═════ ENTRIES PROVIDED

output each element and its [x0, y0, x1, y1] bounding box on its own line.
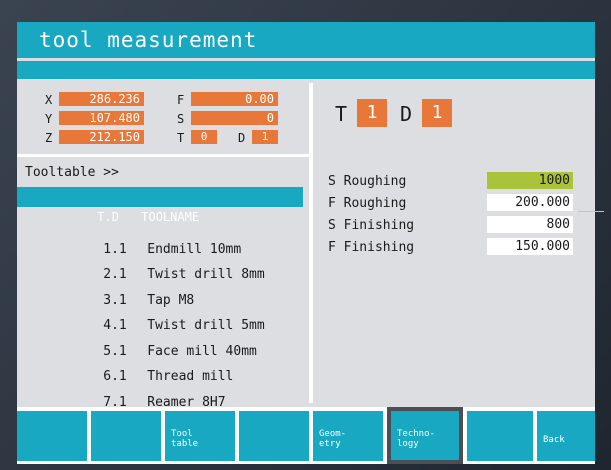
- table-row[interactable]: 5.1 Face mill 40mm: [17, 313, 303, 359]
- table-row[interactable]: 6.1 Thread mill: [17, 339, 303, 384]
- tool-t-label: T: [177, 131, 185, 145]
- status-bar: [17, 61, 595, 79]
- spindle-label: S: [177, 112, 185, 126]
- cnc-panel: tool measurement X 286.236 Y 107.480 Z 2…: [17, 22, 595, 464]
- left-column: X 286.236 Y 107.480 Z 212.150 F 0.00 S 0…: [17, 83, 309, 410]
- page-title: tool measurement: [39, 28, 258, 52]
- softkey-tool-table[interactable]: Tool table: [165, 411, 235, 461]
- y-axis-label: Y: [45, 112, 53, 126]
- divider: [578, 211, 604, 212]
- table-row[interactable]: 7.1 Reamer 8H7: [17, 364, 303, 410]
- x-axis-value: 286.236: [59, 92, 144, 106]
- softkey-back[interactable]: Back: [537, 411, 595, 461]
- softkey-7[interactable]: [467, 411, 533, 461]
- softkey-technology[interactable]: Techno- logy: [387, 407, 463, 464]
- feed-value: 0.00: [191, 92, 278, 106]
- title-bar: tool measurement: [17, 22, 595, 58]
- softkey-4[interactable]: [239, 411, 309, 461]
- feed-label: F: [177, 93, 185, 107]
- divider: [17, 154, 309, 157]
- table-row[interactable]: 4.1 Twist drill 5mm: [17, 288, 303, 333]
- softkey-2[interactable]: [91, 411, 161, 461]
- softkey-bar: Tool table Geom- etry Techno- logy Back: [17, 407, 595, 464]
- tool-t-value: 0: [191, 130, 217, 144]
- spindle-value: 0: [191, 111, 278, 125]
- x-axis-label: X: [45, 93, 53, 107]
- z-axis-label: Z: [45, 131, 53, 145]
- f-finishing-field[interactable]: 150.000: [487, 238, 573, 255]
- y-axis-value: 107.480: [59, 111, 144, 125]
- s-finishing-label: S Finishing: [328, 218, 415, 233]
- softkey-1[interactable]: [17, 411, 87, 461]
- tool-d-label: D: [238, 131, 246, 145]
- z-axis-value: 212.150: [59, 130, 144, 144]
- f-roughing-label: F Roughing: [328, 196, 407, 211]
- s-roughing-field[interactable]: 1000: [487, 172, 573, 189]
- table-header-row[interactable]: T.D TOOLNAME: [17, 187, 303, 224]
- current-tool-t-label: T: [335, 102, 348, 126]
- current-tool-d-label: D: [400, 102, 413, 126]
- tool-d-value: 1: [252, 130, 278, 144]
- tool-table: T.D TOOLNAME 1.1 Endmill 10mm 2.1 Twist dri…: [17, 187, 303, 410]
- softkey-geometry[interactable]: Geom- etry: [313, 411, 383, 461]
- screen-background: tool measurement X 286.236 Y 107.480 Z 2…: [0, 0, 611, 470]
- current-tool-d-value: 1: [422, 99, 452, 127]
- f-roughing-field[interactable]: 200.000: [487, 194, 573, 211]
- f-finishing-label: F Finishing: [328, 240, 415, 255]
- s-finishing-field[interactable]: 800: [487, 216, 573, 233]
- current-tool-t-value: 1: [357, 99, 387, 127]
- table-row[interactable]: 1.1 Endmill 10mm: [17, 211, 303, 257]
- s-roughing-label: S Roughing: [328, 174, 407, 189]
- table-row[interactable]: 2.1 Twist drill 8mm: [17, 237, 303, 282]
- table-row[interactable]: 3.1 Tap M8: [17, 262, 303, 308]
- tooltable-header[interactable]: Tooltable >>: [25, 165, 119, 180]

══════════
═════ ENTRIES PROVIDED

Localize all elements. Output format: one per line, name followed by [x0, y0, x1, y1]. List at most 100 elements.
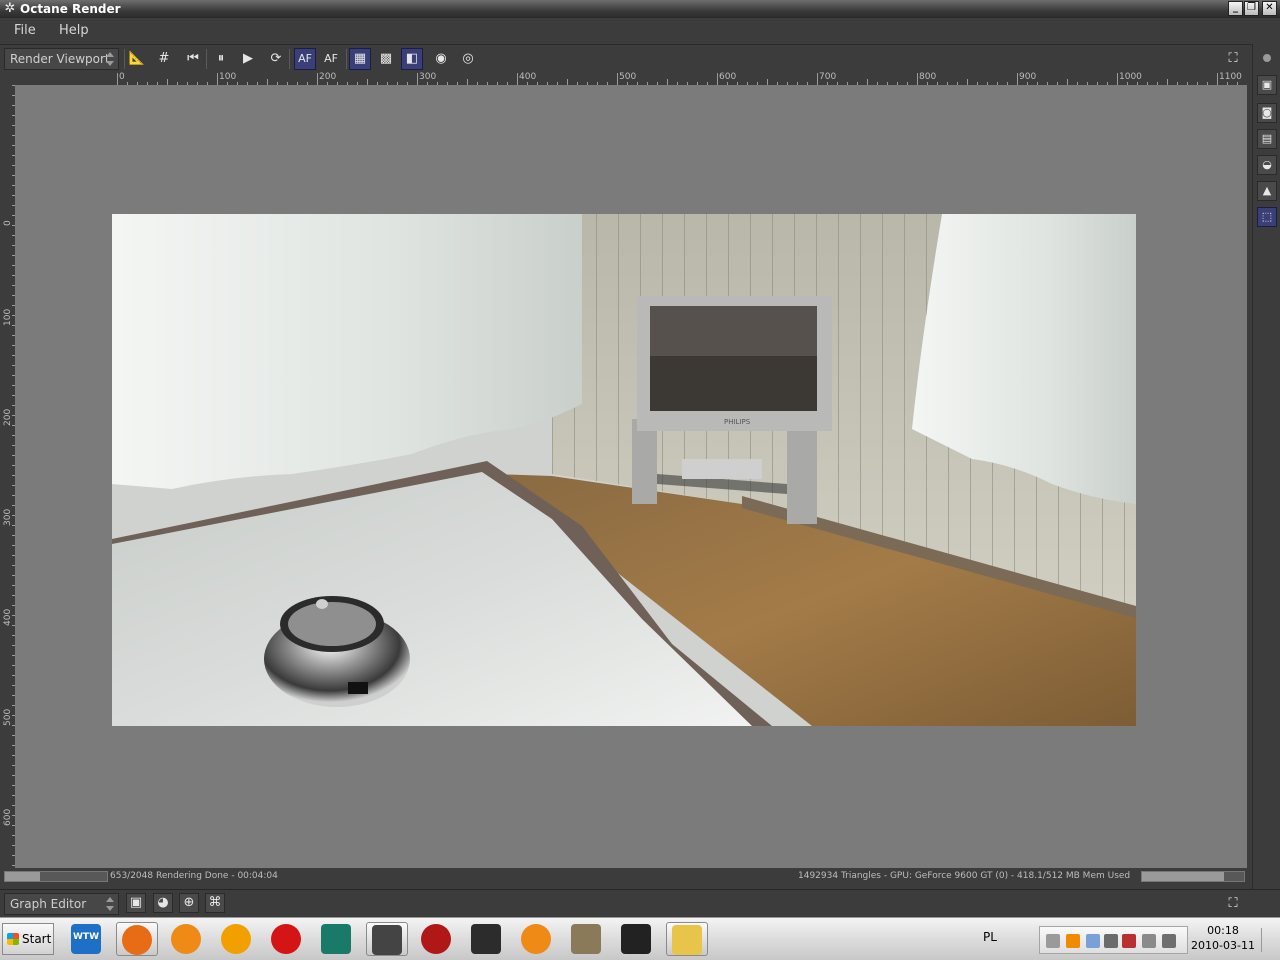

══════════
═════ ENTRIES PROVIDED

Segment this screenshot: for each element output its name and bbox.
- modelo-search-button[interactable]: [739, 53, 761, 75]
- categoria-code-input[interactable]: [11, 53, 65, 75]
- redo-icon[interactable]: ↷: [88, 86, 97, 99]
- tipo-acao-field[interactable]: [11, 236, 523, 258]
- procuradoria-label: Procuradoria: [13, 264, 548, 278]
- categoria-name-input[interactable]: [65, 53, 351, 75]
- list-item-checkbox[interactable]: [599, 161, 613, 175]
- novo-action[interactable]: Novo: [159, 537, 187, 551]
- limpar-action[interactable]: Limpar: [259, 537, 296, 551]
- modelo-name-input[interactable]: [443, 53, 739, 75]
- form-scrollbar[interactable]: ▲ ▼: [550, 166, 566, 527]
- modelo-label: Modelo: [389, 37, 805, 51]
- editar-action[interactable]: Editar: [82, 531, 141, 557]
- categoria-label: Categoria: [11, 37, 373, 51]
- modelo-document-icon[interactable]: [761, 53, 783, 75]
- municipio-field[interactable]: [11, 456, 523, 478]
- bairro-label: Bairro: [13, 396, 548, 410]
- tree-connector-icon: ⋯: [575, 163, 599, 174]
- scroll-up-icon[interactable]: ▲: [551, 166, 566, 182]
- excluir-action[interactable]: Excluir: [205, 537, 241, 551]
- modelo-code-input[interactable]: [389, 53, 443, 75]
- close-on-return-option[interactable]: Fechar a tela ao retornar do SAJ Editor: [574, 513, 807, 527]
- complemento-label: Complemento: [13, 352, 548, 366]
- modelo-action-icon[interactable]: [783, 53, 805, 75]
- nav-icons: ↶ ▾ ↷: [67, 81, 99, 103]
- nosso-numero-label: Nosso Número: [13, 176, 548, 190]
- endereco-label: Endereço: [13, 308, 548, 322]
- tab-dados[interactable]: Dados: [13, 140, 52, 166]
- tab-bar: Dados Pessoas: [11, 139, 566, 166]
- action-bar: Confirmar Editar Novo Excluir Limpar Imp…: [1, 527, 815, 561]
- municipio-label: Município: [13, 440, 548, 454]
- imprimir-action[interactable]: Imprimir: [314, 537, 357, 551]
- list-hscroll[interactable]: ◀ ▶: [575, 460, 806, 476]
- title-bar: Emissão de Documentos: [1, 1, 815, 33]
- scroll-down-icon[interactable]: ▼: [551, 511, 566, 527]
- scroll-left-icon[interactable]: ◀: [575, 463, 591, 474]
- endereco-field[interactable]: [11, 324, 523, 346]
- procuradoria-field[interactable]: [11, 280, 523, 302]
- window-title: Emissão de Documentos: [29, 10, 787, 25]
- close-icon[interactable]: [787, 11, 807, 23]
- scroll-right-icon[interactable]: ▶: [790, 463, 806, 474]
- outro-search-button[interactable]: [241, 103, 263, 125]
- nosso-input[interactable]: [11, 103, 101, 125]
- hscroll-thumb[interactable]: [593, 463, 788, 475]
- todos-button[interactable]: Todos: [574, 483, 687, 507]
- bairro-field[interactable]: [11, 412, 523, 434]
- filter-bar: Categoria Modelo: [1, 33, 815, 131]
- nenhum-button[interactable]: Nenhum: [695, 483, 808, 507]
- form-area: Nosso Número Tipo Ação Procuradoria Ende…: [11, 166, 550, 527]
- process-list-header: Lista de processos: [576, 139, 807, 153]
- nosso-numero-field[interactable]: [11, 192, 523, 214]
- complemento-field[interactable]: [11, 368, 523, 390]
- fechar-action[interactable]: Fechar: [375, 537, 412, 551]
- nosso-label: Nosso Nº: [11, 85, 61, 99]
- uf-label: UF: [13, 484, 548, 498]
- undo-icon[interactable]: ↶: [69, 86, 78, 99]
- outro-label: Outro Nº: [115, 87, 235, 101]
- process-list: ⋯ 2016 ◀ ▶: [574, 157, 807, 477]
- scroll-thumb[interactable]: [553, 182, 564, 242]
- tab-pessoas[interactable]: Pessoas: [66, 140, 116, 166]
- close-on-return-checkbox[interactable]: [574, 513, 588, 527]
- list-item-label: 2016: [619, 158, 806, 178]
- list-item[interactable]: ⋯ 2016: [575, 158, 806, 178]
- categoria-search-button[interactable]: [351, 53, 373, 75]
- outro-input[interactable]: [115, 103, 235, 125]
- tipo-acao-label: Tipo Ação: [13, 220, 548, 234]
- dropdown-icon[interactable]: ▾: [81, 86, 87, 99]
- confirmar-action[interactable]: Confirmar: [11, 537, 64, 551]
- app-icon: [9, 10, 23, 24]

══════════

- _EXERCISE PROMPT_
Starting at the line that contains "Segment this screenshot: for" and stopping after the line that contains "- scroll-right-icon[interactable]: ▶: [790, 463, 806, 474]", output those lines as a two-column CSV with the header instruction,output. Give one row per instruction, with its text and the lines that answer it each in a single quoted field and line breaks turned into spaces.

- _ANSWER TO THIS PROBLEM_
instruction,output
"Segment this screenshot: for each element output its name and bbox.","- modelo-search-button[interactable]: [739, 53, 761, 75] - categoria-code-input[interactable]: [11, 53, 65, 75] - redo-icon[interactable]: ↷: [88, 86, 97, 99] - tipo-acao-field[interactable]: [11, 236, 523, 258] - procuradoria-label: Procuradoria: [13, 264, 548, 278] - categoria-name-input[interactable]: [65, 53, 351, 75] - list-item-checkbox[interactable]: [599, 161, 613, 175] - novo-action[interactable]: Novo: [159, 537, 187, 551] - limpar-action[interactable]: Limpar: [259, 537, 296, 551] - modelo-name-input[interactable]: [443, 53, 739, 75] - form-scrollbar[interactable]: ▲ ▼: [550, 166, 566, 527] - modelo-label: Modelo: [389, 37, 805, 51] - editar-action[interactable]: Editar: [82, 531, 141, 557] - categoria-label: Categoria: [11, 37, 373, 51] - modelo-document-icon[interactable]: [761, 53, 783, 75] - municipio-field[interactable]: [11, 456, 523, 478] - bairro-label: Bairro: [13, 396, 548, 410] - tree-connector-icon: ⋯: [575, 163, 599, 174] - scroll-up-icon[interactable]: ▲: [551, 166, 566, 182] - excluir-action[interactable]: Excluir: [205, 537, 241, 551] - modelo-code-input[interactable]: [389, 53, 443, 75] - close-on-return-option[interactable]: Fechar a tela ao retornar do SAJ Editor: [574, 513, 807, 527] - complemento-label: Complemento: [13, 352, 548, 366] - modelo-action-icon[interactable]: [783, 53, 805, 75] - nav-icons: ↶ ▾ ↷: [67, 81, 99, 103] - nosso-numero-label: Nosso Número: [13, 176, 548, 190] - endereco-label: Endereço: [13, 308, 548, 322] - tab-dados[interactable]: Dados: [13, 140, 52, 166] - tab-bar: Dados Pessoas: [11, 139, 566, 166] - action-bar: Confirmar Editar Novo Excluir Limpar Imp…: [1, 527, 815, 561] - municipio-label: Município: [13, 440, 548, 454] - imprimir-action[interactable]: Imprimir: [314, 537, 357, 551] - list-hscroll[interactable]: ◀ ▶: [575, 460, 806, 476] - title-bar: Emissão de Documentos: [1, 1, 815, 33] - scroll-down-icon[interactable]: ▼: [551, 511, 566, 527] - scroll-left-icon[interactable]: ◀: [575, 463, 591, 474] - endereco-field[interactable]: [11, 324, 523, 346] - procuradoria-field[interactable]: [11, 280, 523, 302] - window-title: Emissão de Documentos: [29, 10, 787, 25] - close-icon[interactable]: [787, 11, 807, 23] - scroll-right-icon[interactable]: ▶: [790, 463, 806, 474]"